What is being asked: Scan each line of the records for the word "written" and extract the ones that have it.
+++ Information shown
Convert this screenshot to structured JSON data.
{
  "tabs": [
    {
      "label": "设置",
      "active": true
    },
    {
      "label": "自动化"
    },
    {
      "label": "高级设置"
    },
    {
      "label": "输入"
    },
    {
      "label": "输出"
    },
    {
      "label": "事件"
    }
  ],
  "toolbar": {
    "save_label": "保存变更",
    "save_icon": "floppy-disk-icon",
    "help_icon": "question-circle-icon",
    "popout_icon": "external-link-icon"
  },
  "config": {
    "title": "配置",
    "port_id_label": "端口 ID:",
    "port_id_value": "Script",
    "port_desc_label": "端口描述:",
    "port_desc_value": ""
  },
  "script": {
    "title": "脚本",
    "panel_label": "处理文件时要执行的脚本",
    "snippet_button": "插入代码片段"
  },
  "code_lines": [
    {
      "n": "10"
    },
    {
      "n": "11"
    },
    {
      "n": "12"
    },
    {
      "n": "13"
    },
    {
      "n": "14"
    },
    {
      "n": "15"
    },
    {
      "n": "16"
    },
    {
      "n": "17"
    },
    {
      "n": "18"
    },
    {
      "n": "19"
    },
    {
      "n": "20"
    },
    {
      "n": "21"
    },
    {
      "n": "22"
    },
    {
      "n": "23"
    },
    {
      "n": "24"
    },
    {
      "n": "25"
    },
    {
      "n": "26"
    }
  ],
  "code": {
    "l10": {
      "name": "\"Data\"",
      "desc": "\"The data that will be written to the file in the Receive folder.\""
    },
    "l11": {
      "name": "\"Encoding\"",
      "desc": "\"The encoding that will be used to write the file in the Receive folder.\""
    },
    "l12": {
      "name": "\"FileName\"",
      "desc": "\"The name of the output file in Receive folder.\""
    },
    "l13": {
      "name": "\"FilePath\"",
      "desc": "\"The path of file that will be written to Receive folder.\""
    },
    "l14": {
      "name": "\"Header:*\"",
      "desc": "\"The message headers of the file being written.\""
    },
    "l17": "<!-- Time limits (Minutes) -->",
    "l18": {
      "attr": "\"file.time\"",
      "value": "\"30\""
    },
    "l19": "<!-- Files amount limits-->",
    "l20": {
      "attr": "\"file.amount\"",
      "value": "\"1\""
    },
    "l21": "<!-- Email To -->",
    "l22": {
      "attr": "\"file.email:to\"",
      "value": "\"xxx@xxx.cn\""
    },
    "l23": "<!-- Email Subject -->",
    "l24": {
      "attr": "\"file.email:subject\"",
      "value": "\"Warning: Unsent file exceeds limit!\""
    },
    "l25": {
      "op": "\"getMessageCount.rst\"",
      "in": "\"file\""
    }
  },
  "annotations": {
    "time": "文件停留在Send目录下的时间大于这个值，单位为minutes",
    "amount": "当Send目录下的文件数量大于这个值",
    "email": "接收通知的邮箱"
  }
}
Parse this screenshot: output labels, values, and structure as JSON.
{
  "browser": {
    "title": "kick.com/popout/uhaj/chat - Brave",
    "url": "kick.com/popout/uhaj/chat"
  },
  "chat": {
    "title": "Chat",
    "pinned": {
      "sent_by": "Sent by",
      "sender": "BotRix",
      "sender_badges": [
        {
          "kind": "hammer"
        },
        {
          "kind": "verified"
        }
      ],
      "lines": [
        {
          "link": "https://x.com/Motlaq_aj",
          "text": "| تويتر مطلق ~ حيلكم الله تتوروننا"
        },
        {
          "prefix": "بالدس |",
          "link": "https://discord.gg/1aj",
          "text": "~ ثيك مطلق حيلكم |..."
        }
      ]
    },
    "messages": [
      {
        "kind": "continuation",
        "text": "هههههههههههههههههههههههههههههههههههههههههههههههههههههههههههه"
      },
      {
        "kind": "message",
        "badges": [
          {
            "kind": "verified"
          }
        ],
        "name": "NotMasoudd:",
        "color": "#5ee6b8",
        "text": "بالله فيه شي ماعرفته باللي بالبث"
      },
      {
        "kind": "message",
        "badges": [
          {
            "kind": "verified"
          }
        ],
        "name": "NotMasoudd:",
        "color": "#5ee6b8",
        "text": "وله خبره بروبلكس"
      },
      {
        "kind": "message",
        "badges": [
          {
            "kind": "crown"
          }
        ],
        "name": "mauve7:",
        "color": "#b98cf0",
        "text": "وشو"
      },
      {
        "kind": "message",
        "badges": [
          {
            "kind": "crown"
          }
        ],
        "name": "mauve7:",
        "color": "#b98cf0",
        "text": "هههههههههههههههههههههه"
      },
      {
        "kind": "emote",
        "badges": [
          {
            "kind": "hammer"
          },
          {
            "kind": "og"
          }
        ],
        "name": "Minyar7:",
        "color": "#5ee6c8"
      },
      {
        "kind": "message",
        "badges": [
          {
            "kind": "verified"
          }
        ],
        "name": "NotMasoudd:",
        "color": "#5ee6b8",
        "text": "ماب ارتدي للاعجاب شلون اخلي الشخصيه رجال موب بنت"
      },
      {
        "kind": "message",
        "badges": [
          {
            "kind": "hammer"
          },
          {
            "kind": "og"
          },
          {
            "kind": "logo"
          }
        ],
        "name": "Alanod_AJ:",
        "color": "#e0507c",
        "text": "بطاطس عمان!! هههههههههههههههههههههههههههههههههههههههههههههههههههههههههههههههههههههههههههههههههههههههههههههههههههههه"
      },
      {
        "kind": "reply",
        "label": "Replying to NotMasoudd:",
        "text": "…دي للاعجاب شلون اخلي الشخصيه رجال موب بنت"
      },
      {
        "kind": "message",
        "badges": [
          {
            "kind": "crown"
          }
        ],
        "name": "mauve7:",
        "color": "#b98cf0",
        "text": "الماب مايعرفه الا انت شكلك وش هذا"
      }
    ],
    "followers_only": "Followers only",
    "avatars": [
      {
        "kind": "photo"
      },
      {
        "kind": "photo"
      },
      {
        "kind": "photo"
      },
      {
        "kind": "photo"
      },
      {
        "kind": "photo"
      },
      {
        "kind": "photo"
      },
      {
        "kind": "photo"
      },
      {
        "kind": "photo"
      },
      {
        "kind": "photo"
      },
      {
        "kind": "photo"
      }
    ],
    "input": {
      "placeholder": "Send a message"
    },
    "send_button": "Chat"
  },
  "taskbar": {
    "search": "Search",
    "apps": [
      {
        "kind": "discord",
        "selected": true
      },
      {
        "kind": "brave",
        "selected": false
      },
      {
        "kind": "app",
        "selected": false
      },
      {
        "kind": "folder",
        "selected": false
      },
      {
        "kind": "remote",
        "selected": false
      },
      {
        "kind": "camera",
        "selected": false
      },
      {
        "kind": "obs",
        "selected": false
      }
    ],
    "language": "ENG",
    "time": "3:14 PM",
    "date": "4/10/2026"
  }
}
++++++
Complete answer:
      "desc": "\"The data that will be written to the file in the Receive folder.\""
      "desc": "\"The path of file that will be written to Receive folder.\""
      "desc": "\"The message headers of the file being written.\""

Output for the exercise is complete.